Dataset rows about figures
#####

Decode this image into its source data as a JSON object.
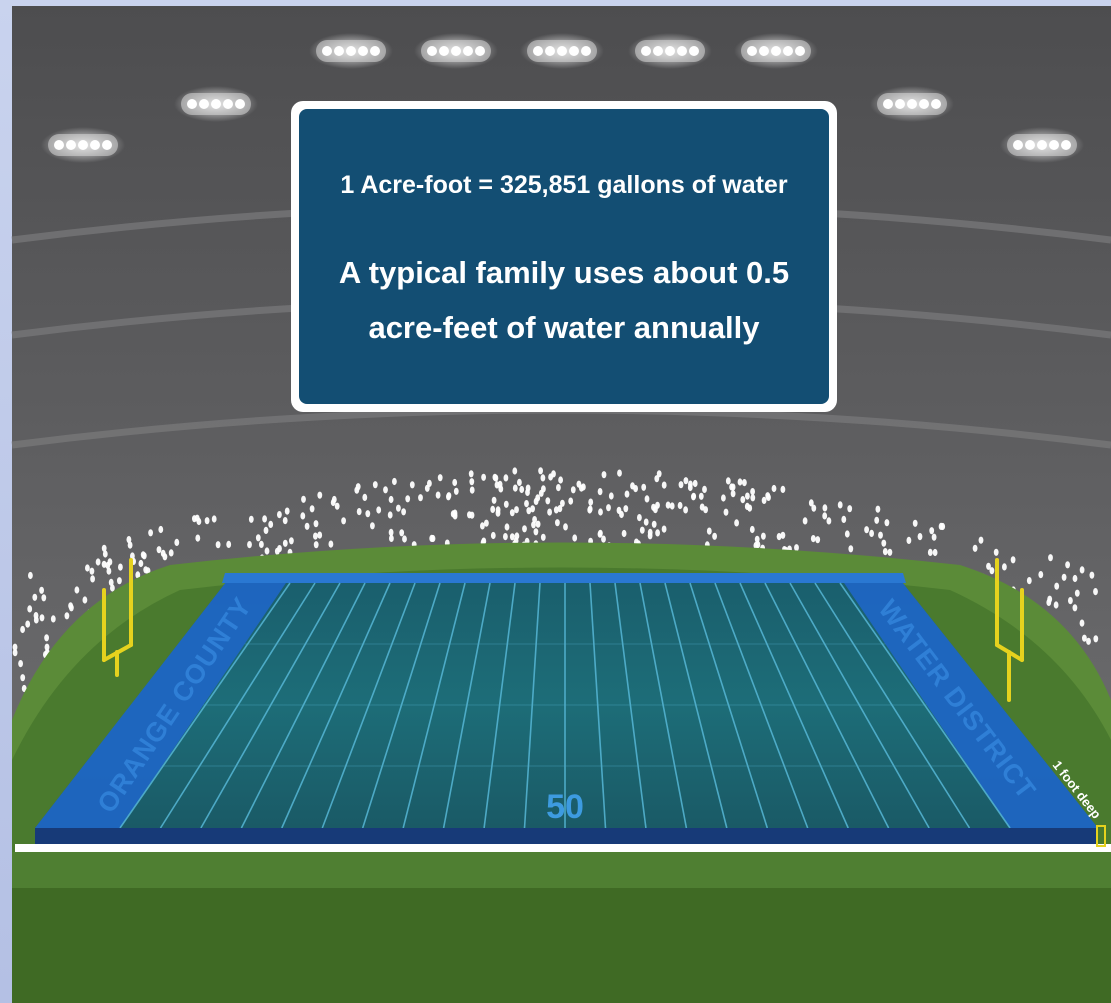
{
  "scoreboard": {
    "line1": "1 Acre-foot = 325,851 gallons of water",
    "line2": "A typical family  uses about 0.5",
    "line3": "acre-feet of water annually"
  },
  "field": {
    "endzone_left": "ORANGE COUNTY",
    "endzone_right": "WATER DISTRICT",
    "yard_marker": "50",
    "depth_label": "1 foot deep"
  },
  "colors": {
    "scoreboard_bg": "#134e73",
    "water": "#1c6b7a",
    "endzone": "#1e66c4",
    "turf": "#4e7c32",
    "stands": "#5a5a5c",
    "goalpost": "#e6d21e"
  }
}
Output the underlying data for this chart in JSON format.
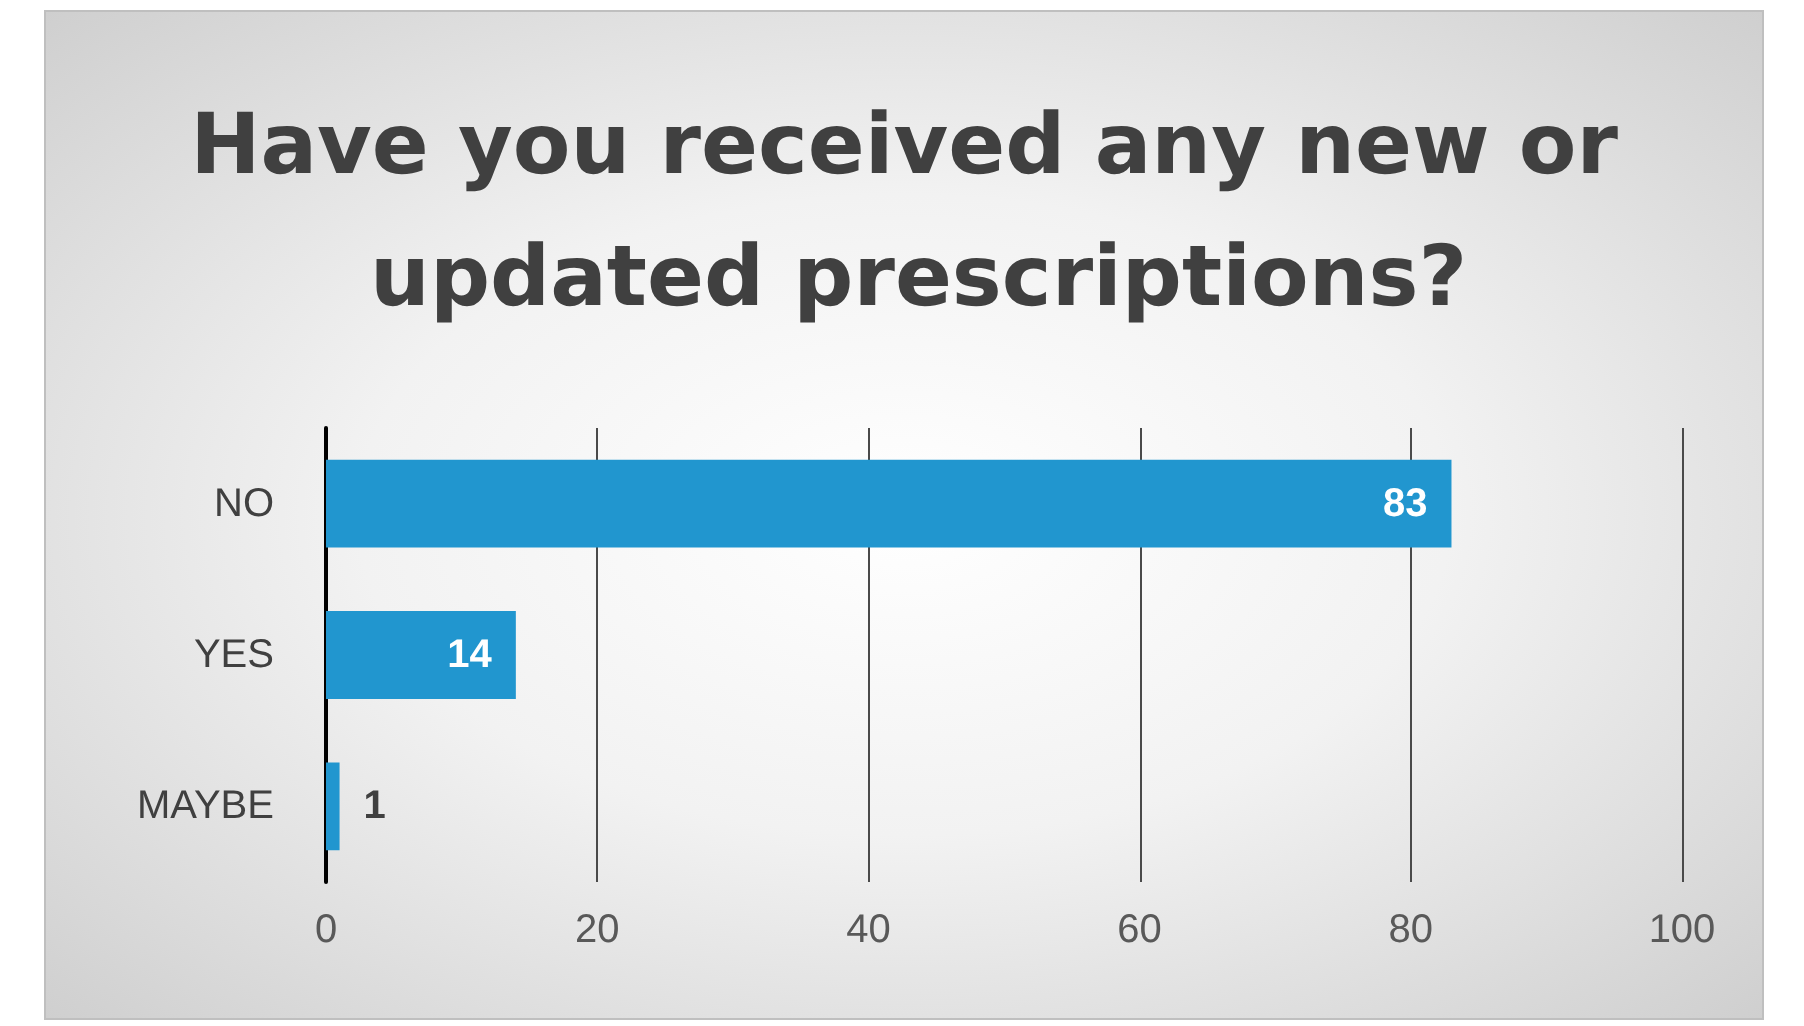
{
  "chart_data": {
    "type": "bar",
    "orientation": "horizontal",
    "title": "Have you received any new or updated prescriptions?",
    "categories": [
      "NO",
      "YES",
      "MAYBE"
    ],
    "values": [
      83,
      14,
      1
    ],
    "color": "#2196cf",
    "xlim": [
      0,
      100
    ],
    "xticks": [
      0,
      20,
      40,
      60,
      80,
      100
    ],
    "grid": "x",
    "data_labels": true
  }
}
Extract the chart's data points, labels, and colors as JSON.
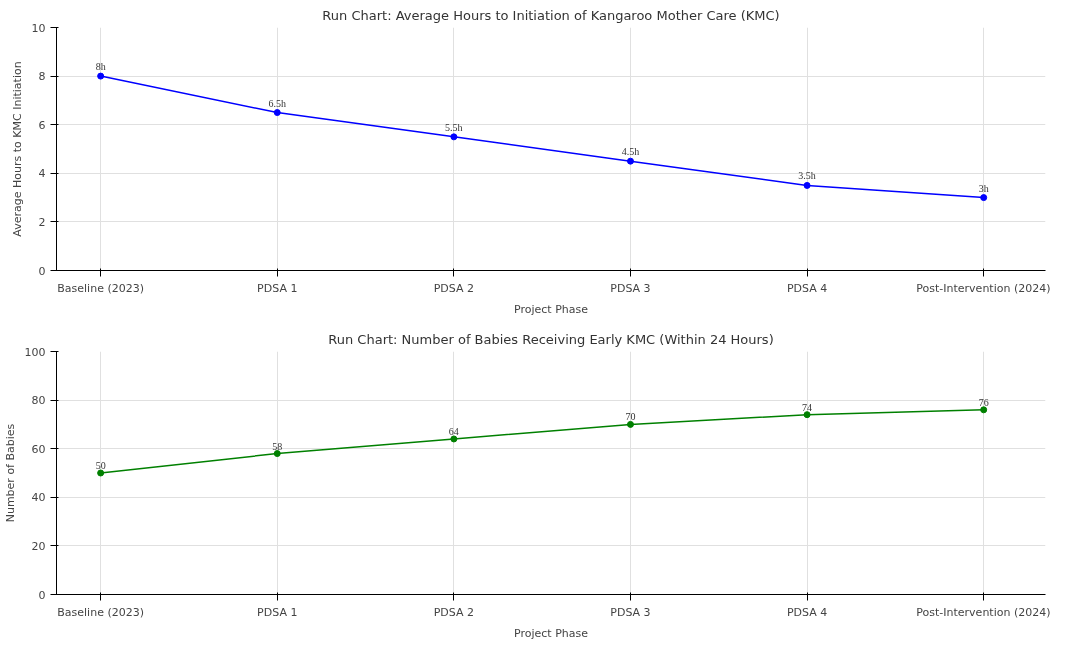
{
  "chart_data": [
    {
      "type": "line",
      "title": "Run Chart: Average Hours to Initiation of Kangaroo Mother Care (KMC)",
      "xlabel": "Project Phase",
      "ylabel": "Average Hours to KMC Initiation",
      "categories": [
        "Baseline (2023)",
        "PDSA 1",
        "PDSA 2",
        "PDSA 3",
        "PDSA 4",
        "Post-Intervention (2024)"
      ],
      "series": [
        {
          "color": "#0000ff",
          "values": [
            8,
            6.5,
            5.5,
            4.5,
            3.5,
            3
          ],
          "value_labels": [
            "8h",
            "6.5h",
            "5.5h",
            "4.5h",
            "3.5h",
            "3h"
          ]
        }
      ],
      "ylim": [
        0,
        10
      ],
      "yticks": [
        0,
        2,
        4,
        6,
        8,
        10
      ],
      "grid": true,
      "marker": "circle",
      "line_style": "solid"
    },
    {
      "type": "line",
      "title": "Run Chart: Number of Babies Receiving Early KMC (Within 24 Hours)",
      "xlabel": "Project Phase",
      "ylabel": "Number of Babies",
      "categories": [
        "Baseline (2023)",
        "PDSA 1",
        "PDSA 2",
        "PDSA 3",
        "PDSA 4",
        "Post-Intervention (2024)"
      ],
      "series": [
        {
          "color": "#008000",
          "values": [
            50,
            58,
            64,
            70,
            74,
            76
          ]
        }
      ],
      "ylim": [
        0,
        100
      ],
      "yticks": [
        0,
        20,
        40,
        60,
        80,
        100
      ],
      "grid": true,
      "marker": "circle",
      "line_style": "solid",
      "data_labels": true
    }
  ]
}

#####

* [Written task]
Reply with only the number of lines in the entries that contain the word "JSON".

* [Problem solution]
3